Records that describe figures
▼
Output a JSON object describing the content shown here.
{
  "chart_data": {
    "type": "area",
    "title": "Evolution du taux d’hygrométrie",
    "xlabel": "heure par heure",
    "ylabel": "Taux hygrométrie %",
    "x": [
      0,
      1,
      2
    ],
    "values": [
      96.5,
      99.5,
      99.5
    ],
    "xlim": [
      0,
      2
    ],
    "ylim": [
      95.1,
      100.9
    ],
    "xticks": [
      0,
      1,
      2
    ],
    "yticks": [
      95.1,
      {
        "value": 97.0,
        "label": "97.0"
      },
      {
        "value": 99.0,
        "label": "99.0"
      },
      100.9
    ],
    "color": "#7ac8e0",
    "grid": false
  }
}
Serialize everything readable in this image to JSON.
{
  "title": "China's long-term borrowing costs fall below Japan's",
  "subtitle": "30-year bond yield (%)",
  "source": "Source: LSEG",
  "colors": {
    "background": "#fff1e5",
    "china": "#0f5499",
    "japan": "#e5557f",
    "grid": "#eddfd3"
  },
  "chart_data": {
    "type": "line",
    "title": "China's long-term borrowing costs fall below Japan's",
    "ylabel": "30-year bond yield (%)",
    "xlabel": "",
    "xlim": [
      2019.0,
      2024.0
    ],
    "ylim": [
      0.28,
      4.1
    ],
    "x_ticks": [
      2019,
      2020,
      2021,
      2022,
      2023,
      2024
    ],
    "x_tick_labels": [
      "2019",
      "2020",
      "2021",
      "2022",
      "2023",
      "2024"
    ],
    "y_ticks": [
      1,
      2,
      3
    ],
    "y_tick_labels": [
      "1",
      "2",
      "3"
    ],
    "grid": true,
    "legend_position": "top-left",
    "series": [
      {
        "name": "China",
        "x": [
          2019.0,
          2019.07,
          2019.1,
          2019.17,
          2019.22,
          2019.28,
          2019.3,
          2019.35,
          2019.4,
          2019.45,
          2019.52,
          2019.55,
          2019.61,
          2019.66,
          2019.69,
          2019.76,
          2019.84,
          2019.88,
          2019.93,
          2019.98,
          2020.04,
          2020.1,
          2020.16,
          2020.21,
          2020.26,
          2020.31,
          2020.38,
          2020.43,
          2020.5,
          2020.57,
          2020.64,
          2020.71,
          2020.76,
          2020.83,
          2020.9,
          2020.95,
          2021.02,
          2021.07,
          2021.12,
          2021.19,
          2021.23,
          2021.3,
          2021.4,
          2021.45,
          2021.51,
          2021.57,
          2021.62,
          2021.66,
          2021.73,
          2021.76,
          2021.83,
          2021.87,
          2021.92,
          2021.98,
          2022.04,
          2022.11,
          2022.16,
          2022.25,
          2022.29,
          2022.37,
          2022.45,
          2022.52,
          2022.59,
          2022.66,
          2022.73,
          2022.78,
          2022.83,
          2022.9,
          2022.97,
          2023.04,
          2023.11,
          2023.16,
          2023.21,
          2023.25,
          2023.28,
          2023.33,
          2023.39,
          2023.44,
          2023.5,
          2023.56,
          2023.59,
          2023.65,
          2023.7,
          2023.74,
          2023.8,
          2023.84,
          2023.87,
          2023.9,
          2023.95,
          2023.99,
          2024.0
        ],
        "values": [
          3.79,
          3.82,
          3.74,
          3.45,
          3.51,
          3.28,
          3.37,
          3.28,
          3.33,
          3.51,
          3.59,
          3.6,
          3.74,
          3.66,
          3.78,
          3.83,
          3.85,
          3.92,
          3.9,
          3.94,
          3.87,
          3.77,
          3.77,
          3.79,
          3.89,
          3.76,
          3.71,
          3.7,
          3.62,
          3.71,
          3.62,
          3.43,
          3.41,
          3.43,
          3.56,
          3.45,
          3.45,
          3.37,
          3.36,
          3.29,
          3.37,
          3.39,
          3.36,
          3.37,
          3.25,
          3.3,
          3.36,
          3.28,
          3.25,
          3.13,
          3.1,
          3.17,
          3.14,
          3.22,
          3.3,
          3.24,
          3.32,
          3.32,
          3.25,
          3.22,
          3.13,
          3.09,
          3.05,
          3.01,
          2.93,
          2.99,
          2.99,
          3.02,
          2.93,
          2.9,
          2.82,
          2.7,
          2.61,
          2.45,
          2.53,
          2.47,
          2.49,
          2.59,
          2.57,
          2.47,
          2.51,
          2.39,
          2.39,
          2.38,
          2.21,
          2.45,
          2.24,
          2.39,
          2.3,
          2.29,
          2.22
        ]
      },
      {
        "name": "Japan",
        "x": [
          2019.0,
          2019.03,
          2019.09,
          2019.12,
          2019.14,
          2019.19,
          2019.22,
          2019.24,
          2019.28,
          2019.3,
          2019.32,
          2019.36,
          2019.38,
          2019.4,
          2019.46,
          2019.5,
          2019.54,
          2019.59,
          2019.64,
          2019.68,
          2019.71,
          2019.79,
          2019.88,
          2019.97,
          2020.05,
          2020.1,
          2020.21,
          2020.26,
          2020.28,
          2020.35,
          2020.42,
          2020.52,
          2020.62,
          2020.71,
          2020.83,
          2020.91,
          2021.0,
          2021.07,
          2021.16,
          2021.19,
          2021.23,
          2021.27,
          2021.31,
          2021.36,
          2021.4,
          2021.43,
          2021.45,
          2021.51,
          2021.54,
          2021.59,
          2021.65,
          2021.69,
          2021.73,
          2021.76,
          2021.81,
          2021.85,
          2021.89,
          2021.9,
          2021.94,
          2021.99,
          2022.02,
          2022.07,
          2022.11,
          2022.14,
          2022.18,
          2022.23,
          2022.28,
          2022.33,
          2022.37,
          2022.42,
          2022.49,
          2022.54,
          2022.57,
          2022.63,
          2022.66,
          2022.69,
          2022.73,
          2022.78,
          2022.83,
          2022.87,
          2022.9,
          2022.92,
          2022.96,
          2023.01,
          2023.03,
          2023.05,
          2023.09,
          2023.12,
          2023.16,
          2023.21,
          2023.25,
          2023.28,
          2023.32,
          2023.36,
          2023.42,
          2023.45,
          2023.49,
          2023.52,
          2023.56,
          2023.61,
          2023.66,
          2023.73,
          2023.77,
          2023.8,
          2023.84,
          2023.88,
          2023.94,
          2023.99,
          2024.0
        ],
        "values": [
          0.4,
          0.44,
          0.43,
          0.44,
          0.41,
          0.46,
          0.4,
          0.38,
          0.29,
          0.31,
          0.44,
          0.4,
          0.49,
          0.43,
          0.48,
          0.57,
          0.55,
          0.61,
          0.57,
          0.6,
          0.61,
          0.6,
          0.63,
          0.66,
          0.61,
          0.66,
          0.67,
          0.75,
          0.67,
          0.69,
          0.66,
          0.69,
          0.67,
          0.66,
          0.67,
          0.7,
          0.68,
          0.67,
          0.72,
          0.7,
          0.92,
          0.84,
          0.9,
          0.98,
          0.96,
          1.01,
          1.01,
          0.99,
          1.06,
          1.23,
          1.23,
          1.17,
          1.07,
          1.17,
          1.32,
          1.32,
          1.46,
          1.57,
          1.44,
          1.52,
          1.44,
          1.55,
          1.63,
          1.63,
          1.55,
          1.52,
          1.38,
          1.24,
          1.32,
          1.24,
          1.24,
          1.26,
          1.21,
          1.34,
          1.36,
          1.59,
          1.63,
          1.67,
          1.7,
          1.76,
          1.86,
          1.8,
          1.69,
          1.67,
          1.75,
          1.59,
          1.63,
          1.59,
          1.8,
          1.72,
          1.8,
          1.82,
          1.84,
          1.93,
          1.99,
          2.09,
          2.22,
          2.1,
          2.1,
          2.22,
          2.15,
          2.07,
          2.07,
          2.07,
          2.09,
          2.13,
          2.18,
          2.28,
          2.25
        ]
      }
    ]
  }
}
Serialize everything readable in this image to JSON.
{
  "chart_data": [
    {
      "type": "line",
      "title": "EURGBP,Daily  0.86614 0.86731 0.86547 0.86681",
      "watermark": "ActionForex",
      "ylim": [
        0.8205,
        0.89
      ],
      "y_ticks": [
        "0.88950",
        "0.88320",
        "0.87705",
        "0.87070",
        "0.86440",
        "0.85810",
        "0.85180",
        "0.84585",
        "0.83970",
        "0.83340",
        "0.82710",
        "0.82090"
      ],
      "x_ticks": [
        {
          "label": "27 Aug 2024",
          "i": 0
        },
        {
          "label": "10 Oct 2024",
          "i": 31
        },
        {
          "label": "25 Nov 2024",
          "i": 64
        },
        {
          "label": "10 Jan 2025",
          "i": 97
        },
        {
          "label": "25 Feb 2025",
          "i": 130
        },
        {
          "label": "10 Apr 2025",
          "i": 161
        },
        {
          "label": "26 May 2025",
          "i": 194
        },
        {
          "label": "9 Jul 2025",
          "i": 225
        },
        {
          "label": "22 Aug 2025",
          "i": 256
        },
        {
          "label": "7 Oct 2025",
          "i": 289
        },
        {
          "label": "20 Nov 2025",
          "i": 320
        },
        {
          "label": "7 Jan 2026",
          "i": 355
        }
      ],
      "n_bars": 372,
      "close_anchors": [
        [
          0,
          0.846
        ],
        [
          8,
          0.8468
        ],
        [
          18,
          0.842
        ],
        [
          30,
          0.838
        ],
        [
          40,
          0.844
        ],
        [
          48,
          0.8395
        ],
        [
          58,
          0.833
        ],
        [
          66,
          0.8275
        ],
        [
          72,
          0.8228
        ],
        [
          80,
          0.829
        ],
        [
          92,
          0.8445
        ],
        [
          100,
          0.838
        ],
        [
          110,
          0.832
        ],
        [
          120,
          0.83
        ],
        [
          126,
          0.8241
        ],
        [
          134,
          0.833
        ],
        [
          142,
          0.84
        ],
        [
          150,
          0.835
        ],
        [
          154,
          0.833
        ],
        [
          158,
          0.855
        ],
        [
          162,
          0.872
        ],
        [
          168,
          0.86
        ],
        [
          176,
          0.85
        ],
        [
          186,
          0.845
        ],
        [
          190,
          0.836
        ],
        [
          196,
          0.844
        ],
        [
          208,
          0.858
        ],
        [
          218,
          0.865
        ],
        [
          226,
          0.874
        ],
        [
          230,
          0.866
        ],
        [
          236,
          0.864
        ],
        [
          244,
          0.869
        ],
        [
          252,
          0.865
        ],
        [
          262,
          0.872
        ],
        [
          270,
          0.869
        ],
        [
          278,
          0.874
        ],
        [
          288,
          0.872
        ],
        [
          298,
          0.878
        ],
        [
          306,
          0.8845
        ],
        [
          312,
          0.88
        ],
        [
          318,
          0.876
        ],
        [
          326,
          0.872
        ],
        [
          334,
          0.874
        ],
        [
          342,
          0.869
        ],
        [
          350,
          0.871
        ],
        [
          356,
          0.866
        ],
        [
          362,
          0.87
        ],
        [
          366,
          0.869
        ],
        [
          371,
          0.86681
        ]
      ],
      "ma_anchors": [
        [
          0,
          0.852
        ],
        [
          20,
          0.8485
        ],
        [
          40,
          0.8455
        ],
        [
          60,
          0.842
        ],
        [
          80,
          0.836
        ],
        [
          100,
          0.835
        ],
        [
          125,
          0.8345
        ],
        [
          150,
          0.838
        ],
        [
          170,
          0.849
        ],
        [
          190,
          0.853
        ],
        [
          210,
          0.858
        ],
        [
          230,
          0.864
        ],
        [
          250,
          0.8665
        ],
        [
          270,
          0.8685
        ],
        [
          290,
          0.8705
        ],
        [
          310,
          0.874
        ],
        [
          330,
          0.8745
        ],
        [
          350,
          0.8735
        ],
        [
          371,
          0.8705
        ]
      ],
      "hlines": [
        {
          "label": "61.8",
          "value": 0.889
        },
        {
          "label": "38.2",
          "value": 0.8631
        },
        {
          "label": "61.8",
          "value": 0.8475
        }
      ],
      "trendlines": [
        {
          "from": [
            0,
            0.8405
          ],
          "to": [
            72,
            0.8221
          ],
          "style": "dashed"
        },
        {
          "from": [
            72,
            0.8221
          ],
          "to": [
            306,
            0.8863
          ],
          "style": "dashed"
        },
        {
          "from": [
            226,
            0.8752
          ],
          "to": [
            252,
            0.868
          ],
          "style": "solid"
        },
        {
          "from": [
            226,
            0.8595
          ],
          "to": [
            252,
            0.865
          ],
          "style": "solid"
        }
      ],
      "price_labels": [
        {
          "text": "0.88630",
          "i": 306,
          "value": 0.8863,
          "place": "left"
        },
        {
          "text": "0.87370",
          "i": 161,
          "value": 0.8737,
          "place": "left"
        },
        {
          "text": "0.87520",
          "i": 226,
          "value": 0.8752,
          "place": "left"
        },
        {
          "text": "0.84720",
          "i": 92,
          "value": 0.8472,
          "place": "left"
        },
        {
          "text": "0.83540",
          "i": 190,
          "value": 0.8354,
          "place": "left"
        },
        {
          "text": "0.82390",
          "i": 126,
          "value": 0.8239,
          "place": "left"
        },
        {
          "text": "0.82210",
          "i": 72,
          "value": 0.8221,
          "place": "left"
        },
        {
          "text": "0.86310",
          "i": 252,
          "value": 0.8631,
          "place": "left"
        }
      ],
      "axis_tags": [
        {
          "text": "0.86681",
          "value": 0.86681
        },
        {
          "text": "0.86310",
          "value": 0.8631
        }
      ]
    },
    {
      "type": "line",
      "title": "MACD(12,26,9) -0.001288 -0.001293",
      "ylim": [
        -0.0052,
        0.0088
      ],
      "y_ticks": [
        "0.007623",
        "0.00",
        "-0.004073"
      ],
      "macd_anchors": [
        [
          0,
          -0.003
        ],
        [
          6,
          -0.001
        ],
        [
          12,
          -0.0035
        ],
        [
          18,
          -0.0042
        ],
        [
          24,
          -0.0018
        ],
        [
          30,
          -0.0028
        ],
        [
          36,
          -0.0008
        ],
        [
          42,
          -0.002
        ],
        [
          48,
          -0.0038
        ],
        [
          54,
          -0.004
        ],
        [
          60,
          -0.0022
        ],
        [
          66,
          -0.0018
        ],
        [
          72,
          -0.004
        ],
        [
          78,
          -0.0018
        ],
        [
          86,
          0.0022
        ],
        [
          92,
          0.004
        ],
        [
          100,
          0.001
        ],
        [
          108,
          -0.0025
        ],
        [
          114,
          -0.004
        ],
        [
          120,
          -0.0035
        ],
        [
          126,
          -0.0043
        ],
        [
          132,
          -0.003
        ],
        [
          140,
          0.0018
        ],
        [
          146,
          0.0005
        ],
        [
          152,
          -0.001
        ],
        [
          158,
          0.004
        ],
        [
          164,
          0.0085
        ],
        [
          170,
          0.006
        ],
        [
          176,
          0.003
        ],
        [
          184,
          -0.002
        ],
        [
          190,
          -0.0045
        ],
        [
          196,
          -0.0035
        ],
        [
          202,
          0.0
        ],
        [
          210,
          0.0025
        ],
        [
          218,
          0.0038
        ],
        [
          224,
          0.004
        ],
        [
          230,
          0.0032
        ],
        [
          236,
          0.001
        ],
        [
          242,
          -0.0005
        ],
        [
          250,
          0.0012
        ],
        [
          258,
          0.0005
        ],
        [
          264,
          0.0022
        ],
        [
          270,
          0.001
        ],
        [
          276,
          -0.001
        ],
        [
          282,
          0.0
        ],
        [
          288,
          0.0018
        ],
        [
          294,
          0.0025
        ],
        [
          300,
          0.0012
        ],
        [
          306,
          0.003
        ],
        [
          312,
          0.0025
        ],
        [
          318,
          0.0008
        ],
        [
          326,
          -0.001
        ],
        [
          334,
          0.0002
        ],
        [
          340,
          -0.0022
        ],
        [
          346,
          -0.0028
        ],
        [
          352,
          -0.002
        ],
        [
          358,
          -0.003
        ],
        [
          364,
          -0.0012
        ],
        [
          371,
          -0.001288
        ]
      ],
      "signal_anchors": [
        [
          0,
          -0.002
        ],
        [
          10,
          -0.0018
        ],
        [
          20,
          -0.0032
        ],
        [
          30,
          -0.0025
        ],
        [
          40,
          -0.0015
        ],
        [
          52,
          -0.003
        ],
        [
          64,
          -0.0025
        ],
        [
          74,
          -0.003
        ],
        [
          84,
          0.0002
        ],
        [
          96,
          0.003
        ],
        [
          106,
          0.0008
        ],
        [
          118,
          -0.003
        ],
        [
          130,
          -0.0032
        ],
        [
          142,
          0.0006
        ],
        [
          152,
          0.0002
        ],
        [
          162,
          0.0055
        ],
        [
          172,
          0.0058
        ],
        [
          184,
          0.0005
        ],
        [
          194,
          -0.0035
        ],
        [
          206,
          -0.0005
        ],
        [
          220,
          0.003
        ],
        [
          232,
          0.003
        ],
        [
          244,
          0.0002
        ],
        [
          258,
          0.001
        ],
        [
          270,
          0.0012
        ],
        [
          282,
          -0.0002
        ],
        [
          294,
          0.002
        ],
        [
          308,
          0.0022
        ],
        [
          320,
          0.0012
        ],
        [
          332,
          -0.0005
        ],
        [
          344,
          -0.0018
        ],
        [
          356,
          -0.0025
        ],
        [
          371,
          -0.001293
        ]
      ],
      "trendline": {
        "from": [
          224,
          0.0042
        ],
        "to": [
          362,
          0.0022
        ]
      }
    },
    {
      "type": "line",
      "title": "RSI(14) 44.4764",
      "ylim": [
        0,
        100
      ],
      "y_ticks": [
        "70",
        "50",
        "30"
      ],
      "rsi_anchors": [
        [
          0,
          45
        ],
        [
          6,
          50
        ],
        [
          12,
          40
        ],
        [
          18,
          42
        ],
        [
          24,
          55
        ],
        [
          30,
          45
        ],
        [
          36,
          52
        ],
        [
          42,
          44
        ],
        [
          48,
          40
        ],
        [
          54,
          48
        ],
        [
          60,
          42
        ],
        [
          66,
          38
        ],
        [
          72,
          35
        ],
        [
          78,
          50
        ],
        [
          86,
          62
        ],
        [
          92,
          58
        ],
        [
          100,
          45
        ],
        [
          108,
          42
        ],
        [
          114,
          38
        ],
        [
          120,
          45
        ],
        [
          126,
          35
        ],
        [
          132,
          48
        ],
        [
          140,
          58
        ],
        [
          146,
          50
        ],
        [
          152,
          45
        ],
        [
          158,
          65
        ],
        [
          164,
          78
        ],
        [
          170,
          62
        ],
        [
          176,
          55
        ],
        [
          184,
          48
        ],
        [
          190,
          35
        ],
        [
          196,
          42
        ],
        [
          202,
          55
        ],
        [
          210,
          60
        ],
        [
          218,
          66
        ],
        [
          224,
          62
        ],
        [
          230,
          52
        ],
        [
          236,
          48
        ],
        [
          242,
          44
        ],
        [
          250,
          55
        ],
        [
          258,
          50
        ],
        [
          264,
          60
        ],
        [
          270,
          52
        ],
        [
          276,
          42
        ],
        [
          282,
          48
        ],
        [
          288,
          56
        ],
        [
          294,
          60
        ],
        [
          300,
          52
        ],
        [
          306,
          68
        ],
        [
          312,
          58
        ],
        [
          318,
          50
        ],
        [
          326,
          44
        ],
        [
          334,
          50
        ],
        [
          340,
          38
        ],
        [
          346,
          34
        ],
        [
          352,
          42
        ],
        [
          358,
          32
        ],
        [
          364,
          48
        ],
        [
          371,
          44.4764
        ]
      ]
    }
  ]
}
▲
- **GIVEN TASK**
Gather each line in the data that holds the string "borrowing".

- **EXERCISE RESPONSE**
  "title": "China's long-term borrowing costs fall below Japan's",
    "title": "China's long-term borrowing costs fall below Japan's",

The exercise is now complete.